** start **

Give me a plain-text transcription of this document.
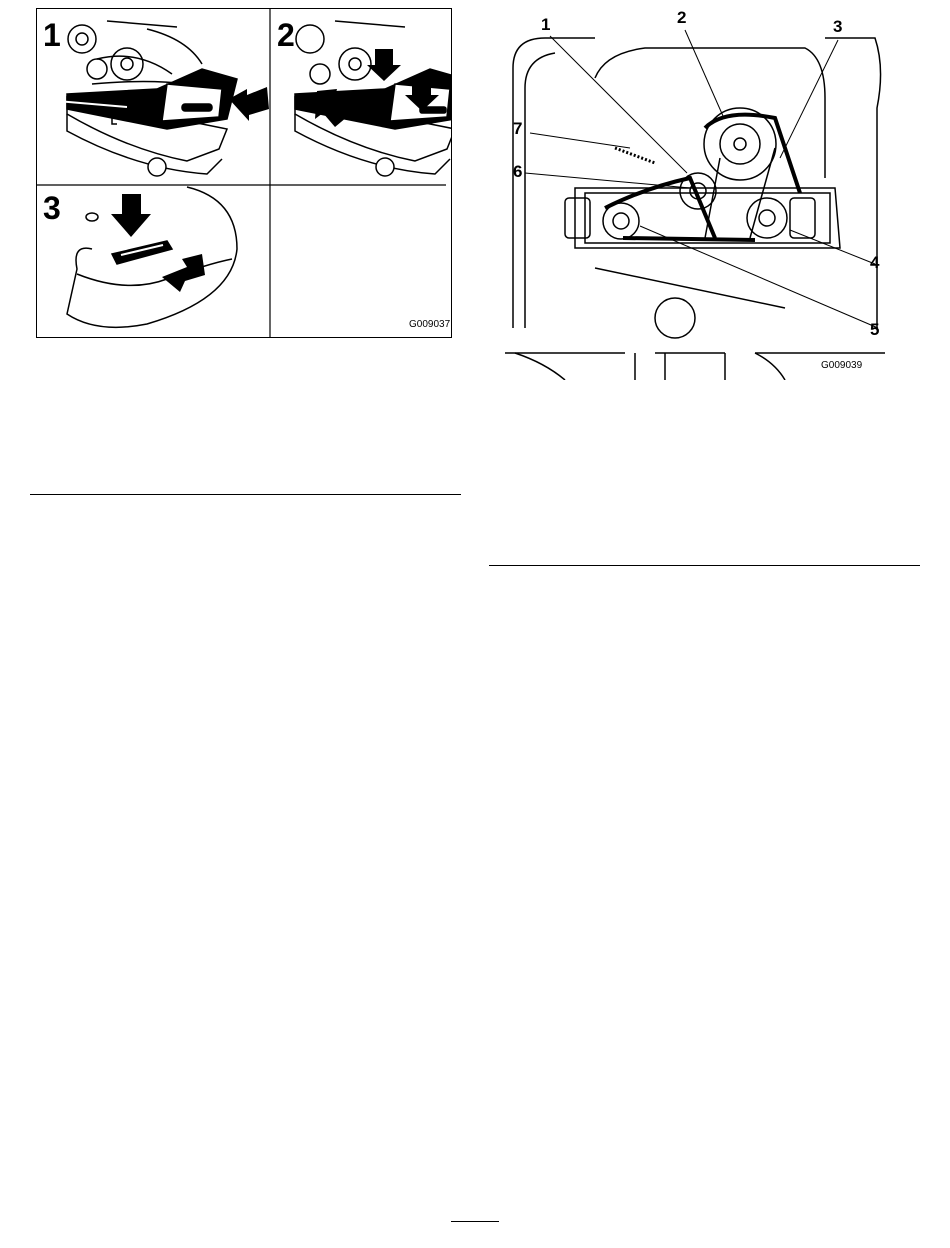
1	2
3
G009037
1	2	3
4
5
6
7
G009039
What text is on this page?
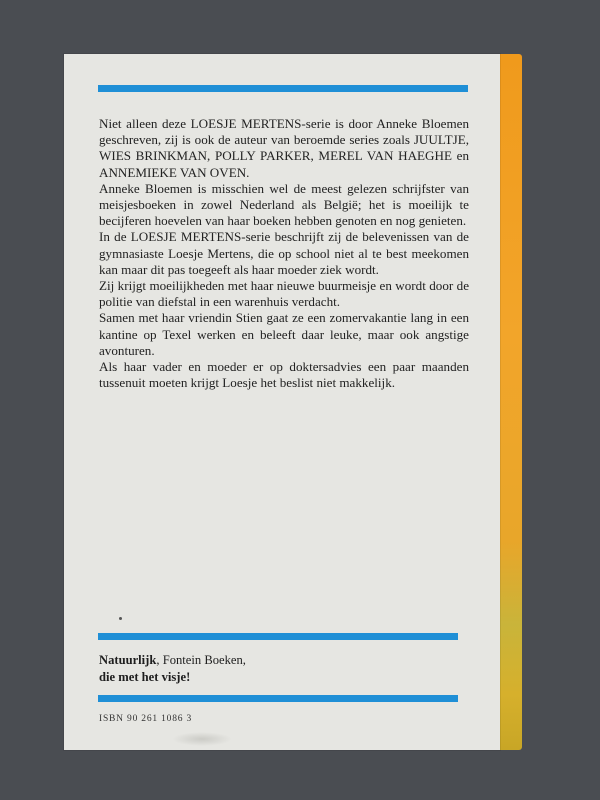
Niet alleen deze LOESJE MERTENS-serie is door Anneke Bloemen geschreven, zij is ook de auteur van beroemde series zoals JUULTJE, WIES BRINKMAN, POLLY PARKER, MEREL VAN HAEGHE en ANNEMIEKE VAN OVEN.

Anneke Bloemen is misschien wel de meest gelezen schrijfster van meisjesboeken in zowel Nederland als België; het is moeilijk te becijferen hoevelen van haar boeken hebben genoten en nog genieten.

In de LOESJE MERTENS-serie beschrijft zij de belevenissen van de gymnasiaste Loesje Mertens, die op school niet al te best meekomen kan maar dit pas toegeeft als haar moeder ziek wordt.

Zij krijgt moeilijkheden met haar nieuwe buurmeisje en wordt door de politie van diefstal in een warenhuis verdacht.

Samen met haar vriendin Stien gaat ze een zomervakantie lang in een kantine op Texel werken en beleeft daar leuke, maar ook angstige avonturen.

Als haar vader en moeder er op doktersadvies een paar maanden tussenuit moeten krijgt Loesje het beslist niet makkelijk.

Natuurlijk, Fontein Boeken,
die met het visje!
ISBN 90 261 1086 3
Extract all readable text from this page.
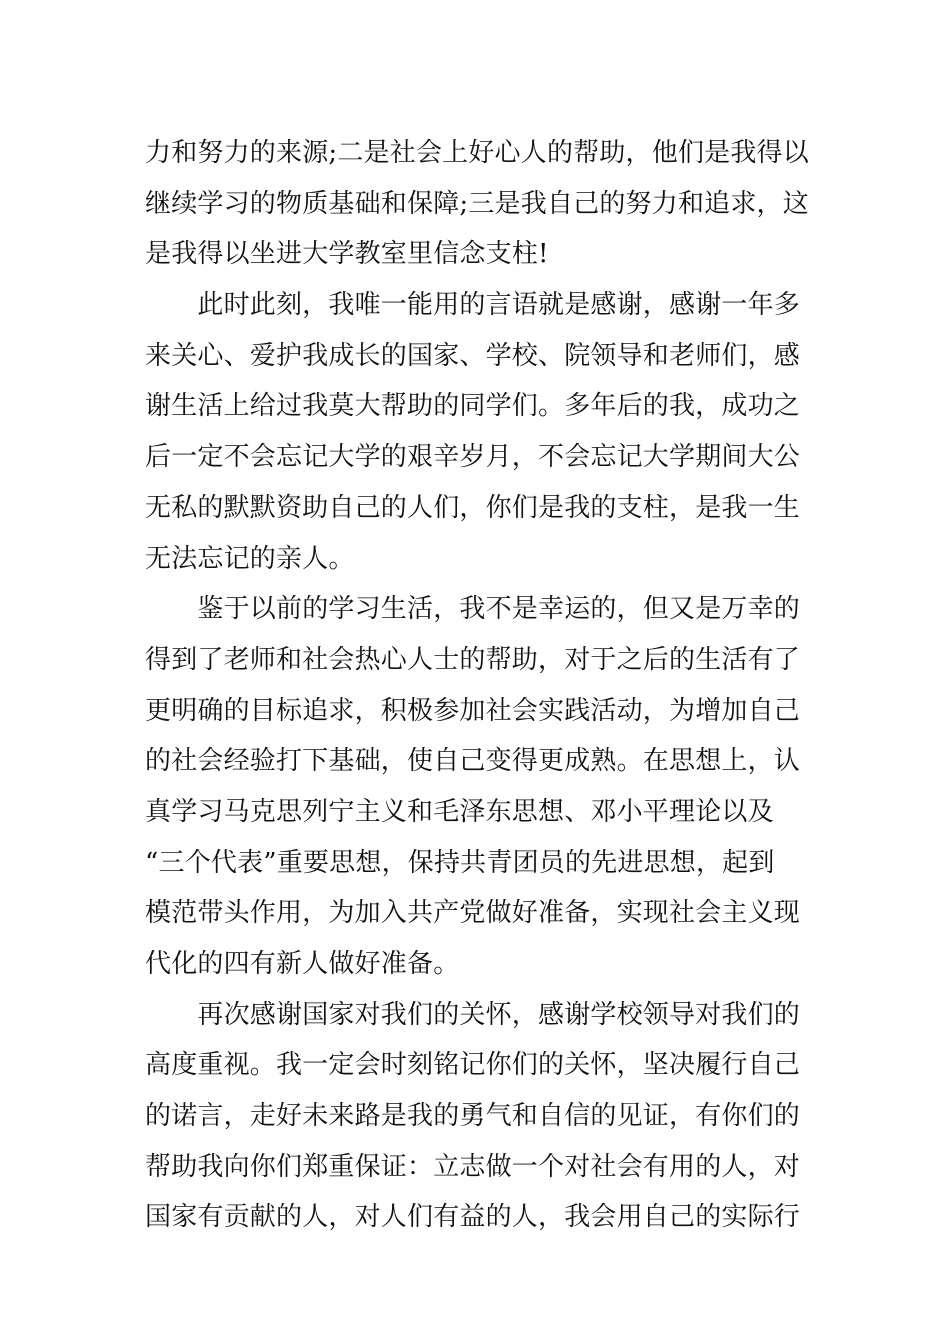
力和努力的来源;二是社会上好心人的帮助，他们是我得以
继续学习的物质基础和保障;三是我自己的努力和追求，这
是我得以坐进大学教室里信念支柱!
　　此时此刻，我唯一能用的言语就是感谢，感谢一年多
来关心、爱护我成长的国家、学校、院领导和老师们，感
谢生活上给过我莫大帮助的同学们。多年后的我，成功之
后一定不会忘记大学的艰辛岁月，不会忘记大学期间大公
无私的默默资助自己的人们，你们是我的支柱，是我一生
无法忘记的亲人。
　　鉴于以前的学习生活，我不是幸运的，但又是万幸的
得到了老师和社会热心人士的帮助，对于之后的生活有了
更明确的目标追求，积极参加社会实践活动，为增加自己
的社会经验打下基础，使自己变得更成熟。在思想上，认
真学习马克思列宁主义和毛泽东思想、邓小平理论以及
“三个代表”重要思想，保持共青团员的先进思想，起到
模范带头作用，为加入共产党做好准备，实现社会主义现
代化的四有新人做好准备。
　　再次感谢国家对我们的关怀，感谢学校领导对我们的
高度重视。我一定会时刻铭记你们的关怀，坚决履行自己
的诺言，走好未来路是我的勇气和自信的见证，有你们的
帮助我向你们郑重保证：立志做一个对社会有用的人，对
国家有贡献的人，对人们有益的人，我会用自己的实际行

** end **

• What is required:
With pictures left out, repeat exactly the lines from the line bearing "Extract all readable text from this page." through the final line of the records above.

• Complete response:
Extract all readable text from this page.
力和努力的来源;二是社会上好心人的帮助，他们是我得以
继续学习的物质基础和保障;三是我自己的努力和追求，这
是我得以坐进大学教室里信念支柱!
　　此时此刻，我唯一能用的言语就是感谢，感谢一年多
来关心、爱护我成长的国家、学校、院领导和老师们，感
谢生活上给过我莫大帮助的同学们。多年后的我，成功之
后一定不会忘记大学的艰辛岁月，不会忘记大学期间大公
无私的默默资助自己的人们，你们是我的支柱，是我一生
无法忘记的亲人。
　　鉴于以前的学习生活，我不是幸运的，但又是万幸的
得到了老师和社会热心人士的帮助，对于之后的生活有了
更明确的目标追求，积极参加社会实践活动，为增加自己
的社会经验打下基础，使自己变得更成熟。在思想上，认
真学习马克思列宁主义和毛泽东思想、邓小平理论以及
“三个代表”重要思想，保持共青团员的先进思想，起到
模范带头作用，为加入共产党做好准备，实现社会主义现
代化的四有新人做好准备。
　　再次感谢国家对我们的关怀，感谢学校领导对我们的
高度重视。我一定会时刻铭记你们的关怀，坚决履行自己
的诺言，走好未来路是我的勇气和自信的见证，有你们的
帮助我向你们郑重保证：立志做一个对社会有用的人，对
国家有贡献的人，对人们有益的人，我会用自己的实际行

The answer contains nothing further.